> GIVEN INSTRUCTION
Copy the listing verbatim, excluding any images found in it.
Start of TASK INPUTS
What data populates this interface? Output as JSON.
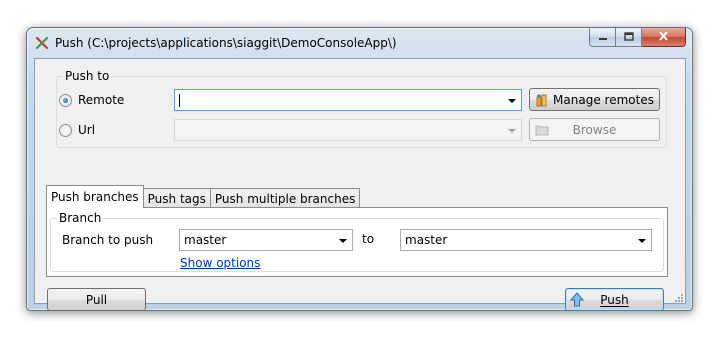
{
  "window": {
    "title": "Push (C:\\projects\\applications\\siaggit\\DemoConsoleApp\\)",
    "app_icon": "git-extensions-icon",
    "caption_icons": [
      "minimize-icon",
      "maximize-icon",
      "close-icon"
    ]
  },
  "push_to": {
    "group_label": "Push to",
    "remote_label": "Remote",
    "remote_selected": true,
    "remote_value": "",
    "manage_remotes_label": "Manage remotes",
    "url_label": "Url",
    "url_value": "",
    "browse_label": "Browse"
  },
  "tabs": [
    "Push branches",
    "Push tags",
    "Push multiple branches"
  ],
  "active_tab": "Push branches",
  "branch": {
    "group_label": "Branch",
    "branch_to_push_label": "Branch to push",
    "local_branch": "master",
    "to_label": "to",
    "remote_branch": "master",
    "show_options_link": "Show options"
  },
  "buttons": {
    "pull_label": "Pull",
    "push_label": "Push"
  },
  "colors": {
    "link": "#0033cc",
    "close_button": "#c24a32",
    "default_button_border": "#3c7fb1"
  }
}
End of TASK INPUTS
> OUTPUT BELOW
What data populates this interface? Output as JSON.
{
  "window": {
    "title": "Push (C:\\projects\\applications\\siaggit\\DemoConsoleApp\\)",
    "app_icon": "git-extensions-icon",
    "caption_icons": [
      "minimize-icon",
      "maximize-icon",
      "close-icon"
    ]
  },
  "push_to": {
    "group_label": "Push to",
    "remote_label": "Remote",
    "remote_selected": true,
    "remote_value": "",
    "manage_remotes_label": "Manage remotes",
    "url_label": "Url",
    "url_value": "",
    "browse_label": "Browse"
  },
  "tabs": [
    "Push branches",
    "Push tags",
    "Push multiple branches"
  ],
  "active_tab": "Push branches",
  "branch": {
    "group_label": "Branch",
    "branch_to_push_label": "Branch to push",
    "local_branch": "master",
    "to_label": "to",
    "remote_branch": "master",
    "show_options_link": "Show options"
  },
  "buttons": {
    "pull_label": "Pull",
    "push_label": "Push"
  },
  "colors": {
    "link": "#0033cc",
    "close_button": "#c24a32",
    "default_button_border": "#3c7fb1"
  }
}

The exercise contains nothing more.